◆ **INPUT MATERIAL**:
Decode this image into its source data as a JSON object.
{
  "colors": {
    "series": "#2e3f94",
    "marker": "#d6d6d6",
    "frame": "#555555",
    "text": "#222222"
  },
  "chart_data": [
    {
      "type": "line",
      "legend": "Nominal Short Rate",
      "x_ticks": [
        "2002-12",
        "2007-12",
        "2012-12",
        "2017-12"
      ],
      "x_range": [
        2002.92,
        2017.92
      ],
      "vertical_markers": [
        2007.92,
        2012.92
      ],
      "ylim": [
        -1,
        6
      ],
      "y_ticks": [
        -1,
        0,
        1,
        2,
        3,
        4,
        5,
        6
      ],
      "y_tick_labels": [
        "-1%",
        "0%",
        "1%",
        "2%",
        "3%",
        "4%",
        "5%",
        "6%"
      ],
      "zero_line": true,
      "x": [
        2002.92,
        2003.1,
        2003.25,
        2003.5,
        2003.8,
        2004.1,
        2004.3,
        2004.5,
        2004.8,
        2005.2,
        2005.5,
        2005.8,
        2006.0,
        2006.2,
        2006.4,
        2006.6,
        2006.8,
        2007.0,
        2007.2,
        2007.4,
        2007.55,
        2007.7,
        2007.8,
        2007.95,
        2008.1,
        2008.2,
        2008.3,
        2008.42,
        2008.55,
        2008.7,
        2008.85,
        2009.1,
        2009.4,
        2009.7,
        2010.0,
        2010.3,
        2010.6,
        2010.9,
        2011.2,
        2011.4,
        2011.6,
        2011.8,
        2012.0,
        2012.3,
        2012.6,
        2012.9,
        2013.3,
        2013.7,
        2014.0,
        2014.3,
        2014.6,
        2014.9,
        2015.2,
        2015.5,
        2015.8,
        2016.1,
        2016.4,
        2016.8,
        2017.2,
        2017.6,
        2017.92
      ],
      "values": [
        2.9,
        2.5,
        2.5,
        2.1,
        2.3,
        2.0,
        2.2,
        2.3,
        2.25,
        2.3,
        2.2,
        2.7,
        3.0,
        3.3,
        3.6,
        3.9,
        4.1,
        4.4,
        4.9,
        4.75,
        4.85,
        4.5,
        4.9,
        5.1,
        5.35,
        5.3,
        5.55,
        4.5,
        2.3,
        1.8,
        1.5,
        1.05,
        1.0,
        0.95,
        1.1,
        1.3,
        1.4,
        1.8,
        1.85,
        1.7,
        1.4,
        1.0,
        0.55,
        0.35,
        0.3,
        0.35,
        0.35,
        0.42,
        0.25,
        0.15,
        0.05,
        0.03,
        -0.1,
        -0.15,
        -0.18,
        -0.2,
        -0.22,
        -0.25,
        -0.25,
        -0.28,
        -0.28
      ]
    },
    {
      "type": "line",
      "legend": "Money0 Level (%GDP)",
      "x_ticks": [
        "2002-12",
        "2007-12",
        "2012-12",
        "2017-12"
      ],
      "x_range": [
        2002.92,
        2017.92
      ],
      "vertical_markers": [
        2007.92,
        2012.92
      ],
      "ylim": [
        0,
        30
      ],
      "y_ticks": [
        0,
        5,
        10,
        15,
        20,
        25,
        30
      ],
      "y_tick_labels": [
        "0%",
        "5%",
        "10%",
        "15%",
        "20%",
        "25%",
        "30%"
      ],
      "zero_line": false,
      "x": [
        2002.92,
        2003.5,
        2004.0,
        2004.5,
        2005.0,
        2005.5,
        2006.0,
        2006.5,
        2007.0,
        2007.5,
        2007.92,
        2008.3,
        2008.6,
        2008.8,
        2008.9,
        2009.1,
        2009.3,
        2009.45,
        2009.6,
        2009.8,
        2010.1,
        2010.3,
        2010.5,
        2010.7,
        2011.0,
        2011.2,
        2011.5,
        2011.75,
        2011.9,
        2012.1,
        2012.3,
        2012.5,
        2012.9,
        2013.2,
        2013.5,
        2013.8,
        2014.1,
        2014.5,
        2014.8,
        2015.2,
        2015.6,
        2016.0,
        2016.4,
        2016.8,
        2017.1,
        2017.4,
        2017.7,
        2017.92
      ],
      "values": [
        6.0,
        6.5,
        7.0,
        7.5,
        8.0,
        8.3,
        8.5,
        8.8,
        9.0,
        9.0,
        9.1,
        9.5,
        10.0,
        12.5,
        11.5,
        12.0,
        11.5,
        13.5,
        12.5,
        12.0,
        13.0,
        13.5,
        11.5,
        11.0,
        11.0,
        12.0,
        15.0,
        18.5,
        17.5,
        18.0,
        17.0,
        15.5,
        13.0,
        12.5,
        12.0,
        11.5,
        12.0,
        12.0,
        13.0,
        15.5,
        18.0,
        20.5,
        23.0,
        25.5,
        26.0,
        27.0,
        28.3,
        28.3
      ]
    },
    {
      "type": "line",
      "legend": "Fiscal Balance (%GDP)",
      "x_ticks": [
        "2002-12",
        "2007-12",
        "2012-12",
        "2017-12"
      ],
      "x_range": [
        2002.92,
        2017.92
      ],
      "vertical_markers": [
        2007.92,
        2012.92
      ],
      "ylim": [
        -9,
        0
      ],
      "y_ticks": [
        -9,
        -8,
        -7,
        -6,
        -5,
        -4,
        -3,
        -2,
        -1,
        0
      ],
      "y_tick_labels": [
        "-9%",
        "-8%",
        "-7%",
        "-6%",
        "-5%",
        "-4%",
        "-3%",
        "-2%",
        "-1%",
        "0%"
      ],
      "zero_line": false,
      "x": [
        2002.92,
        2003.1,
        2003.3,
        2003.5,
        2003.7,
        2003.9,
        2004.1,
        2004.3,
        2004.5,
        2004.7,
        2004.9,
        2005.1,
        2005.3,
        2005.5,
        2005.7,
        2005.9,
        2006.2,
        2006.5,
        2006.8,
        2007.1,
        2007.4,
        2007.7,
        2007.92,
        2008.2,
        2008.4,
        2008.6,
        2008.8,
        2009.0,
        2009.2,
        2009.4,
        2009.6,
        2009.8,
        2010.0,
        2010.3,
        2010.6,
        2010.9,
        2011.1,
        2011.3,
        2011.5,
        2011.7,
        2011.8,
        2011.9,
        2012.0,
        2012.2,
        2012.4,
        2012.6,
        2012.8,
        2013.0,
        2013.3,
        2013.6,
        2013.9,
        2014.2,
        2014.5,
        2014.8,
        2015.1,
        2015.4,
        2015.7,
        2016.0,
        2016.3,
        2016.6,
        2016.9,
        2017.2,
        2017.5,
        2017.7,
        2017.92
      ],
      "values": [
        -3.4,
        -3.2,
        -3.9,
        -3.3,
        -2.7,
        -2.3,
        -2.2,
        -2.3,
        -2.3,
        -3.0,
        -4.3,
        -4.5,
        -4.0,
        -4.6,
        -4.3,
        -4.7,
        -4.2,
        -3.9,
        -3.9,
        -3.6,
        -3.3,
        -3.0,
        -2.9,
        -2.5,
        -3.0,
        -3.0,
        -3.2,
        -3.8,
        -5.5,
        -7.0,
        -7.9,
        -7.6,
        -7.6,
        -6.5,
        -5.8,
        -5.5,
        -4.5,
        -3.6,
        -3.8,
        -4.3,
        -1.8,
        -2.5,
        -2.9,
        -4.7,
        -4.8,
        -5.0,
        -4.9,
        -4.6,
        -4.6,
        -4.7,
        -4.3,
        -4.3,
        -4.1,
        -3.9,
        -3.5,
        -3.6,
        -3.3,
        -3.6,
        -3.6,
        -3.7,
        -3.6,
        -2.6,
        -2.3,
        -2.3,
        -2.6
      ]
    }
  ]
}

◆ **INSTRUCTIONS FOR THE TASK**:
Copy, from the material above, each line in which the string "legend" occurs.

◆ **FINAL RESULT**:
      "legend": "Nominal Short Rate",
      "legend": "Money0 Level (%GDP)",
      "legend": "Fiscal Balance (%GDP)",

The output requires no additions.